EXERCISE DETAILS: From the listing below, copy every line with the word "Remotes".

(Stored data entries)
========================================

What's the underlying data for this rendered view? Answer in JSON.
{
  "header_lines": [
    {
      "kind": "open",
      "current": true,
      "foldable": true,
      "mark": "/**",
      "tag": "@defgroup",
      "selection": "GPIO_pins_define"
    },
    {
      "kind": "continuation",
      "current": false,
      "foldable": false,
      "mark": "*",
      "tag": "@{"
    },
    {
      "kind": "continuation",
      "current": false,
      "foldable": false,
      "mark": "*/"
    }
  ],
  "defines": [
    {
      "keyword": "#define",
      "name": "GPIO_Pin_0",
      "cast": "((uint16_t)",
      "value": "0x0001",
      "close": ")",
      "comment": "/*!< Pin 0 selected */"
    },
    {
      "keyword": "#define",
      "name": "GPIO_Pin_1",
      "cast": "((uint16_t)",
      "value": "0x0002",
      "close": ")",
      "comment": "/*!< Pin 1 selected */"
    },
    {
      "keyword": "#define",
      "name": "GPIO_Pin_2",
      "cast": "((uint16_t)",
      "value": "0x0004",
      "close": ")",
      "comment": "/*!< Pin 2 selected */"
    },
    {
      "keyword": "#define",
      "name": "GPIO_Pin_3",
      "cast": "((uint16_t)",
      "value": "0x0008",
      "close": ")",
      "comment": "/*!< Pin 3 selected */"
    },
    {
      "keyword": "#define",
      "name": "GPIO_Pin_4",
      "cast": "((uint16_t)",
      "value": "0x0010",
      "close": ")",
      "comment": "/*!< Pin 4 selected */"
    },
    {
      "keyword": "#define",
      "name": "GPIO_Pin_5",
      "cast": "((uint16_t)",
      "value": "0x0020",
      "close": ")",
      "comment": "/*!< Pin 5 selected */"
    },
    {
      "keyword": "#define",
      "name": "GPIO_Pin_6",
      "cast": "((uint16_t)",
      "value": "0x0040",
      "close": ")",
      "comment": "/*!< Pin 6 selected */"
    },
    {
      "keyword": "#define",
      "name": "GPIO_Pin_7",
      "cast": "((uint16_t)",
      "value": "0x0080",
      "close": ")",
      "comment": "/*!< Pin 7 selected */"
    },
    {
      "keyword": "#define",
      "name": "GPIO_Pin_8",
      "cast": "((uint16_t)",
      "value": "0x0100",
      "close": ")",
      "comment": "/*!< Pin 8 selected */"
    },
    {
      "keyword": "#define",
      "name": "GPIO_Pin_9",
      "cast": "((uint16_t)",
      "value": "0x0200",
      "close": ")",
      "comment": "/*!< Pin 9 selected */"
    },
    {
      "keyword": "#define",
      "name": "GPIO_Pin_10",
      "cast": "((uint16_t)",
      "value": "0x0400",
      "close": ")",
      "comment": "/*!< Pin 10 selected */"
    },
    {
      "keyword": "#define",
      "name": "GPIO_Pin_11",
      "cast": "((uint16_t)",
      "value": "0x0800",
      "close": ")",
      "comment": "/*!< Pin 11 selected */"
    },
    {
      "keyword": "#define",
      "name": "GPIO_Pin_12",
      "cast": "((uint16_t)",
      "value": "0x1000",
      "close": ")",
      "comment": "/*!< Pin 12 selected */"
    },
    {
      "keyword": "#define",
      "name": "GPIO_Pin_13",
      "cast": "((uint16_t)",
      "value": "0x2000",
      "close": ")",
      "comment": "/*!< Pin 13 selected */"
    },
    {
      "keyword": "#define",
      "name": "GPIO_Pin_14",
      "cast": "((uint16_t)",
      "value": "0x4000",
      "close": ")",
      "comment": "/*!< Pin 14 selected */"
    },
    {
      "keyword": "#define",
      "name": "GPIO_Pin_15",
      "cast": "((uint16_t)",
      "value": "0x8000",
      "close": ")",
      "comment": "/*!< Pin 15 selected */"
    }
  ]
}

========================================

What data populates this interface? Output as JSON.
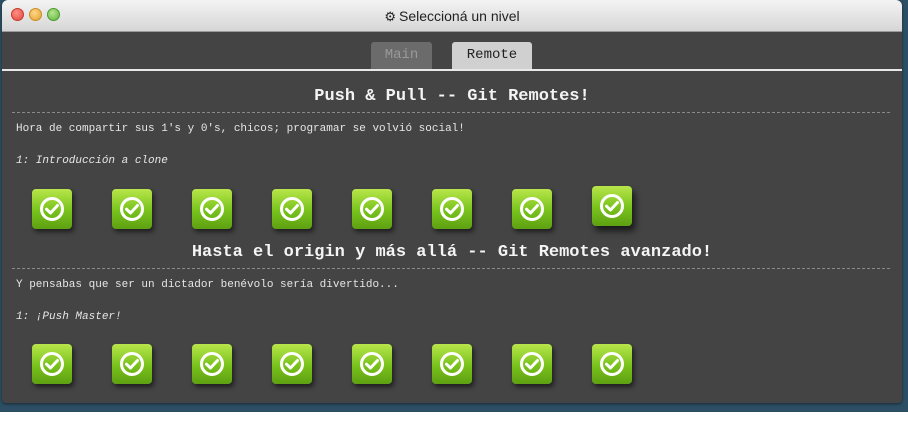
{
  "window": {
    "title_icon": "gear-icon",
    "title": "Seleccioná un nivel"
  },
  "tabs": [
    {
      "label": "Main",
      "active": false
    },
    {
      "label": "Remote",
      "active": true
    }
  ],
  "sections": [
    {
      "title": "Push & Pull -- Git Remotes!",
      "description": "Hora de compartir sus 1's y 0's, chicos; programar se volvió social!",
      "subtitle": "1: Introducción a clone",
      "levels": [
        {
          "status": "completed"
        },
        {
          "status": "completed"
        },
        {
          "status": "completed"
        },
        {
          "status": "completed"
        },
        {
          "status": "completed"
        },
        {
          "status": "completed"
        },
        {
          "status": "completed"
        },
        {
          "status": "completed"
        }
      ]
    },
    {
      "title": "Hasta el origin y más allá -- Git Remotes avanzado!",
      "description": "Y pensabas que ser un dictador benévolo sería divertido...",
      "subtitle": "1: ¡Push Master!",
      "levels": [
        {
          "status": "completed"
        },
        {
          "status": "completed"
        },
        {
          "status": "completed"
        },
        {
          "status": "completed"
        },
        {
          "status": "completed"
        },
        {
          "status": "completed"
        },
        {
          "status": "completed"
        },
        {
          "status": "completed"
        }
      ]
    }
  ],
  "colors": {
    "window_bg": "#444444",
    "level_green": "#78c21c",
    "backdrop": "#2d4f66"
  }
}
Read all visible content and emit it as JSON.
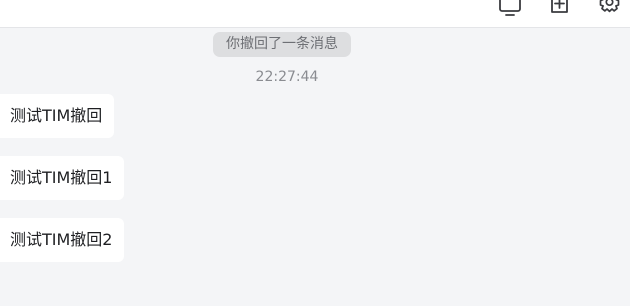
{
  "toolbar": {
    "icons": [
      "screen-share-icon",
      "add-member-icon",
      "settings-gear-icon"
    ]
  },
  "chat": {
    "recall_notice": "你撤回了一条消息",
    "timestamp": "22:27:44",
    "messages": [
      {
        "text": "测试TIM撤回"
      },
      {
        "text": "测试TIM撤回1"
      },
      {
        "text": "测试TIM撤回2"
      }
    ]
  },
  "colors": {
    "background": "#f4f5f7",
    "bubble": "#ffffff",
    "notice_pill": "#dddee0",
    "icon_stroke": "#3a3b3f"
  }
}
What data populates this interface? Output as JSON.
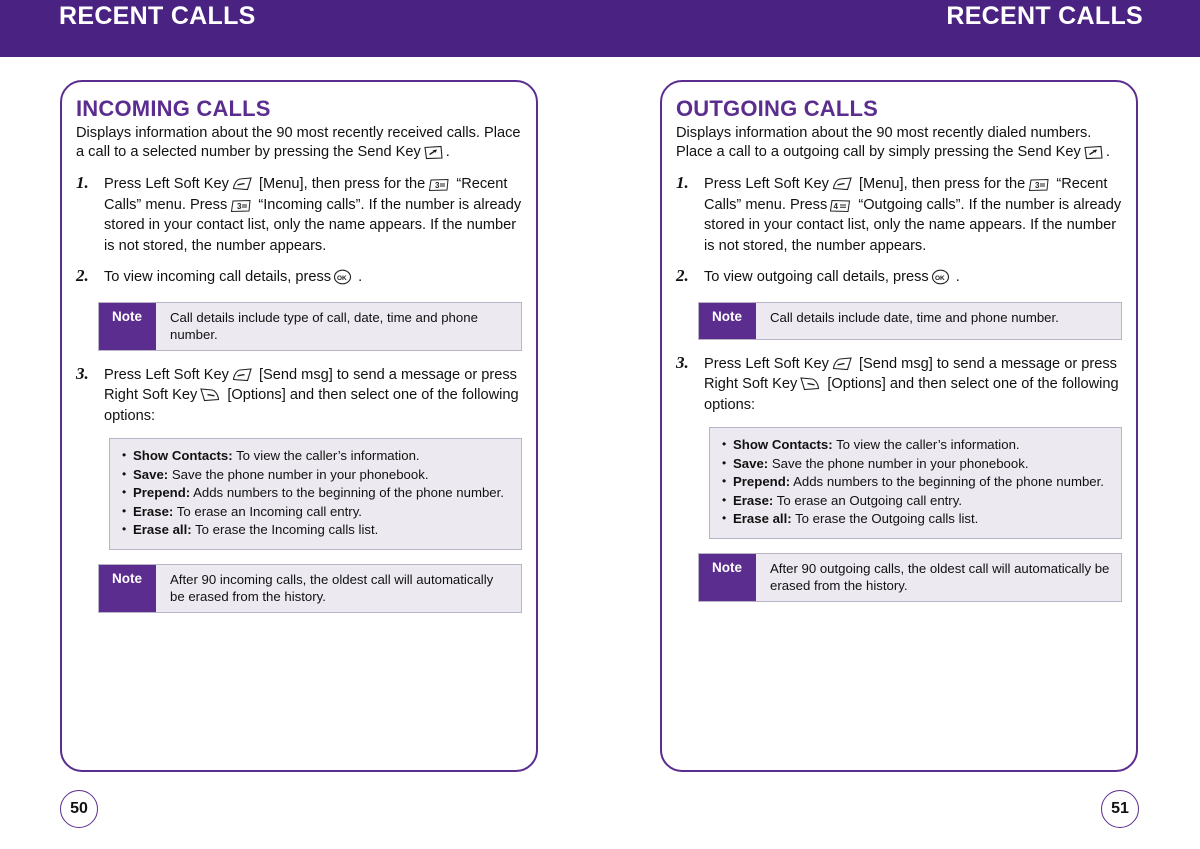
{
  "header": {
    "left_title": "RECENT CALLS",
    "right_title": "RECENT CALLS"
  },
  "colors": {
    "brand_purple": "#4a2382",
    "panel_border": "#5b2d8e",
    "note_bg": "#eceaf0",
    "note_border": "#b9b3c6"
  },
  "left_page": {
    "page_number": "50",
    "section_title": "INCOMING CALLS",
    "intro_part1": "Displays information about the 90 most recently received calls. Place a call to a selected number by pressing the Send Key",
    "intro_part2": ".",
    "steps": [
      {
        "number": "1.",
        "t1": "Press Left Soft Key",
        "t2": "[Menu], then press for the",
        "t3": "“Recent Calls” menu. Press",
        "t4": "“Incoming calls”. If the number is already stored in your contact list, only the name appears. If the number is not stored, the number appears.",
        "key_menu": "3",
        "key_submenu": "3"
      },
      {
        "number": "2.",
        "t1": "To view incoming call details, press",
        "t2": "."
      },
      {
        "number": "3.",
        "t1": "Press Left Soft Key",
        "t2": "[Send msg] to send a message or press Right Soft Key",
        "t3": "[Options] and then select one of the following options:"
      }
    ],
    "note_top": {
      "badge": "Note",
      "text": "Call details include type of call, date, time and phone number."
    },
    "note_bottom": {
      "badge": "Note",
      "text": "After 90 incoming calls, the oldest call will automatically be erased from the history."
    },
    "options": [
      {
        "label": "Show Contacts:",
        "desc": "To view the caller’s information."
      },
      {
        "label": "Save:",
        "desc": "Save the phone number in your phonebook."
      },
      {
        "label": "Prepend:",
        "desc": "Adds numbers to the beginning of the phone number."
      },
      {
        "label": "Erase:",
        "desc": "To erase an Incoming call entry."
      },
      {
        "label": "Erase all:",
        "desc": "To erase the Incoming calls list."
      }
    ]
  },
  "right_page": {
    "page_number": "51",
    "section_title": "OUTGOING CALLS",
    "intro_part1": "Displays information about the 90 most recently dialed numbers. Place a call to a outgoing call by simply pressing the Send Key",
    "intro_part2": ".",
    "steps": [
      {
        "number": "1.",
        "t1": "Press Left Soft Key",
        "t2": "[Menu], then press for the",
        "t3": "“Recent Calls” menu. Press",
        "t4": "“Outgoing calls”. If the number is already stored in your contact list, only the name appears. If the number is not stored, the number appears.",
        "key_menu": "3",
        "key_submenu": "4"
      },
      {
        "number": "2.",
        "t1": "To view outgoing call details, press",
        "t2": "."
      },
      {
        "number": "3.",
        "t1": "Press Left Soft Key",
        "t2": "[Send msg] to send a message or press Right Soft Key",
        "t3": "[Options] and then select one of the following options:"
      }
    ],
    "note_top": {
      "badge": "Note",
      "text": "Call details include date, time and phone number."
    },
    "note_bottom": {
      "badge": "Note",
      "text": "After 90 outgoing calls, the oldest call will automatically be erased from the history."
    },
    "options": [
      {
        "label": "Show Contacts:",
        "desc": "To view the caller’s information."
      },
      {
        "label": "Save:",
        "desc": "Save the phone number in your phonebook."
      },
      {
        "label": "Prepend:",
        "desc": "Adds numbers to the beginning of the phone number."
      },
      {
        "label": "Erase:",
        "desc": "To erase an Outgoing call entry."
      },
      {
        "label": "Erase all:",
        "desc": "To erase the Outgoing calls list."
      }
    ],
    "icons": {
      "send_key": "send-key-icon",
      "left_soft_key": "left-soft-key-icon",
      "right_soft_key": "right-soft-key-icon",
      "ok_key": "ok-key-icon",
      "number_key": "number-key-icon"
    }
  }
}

========================================

WRITTEN ANSWER:
      "title": "Push & Pull -- Git Remotes!",
      "title": "Hasta el origin y más allá -- Git Remotes avanzado!",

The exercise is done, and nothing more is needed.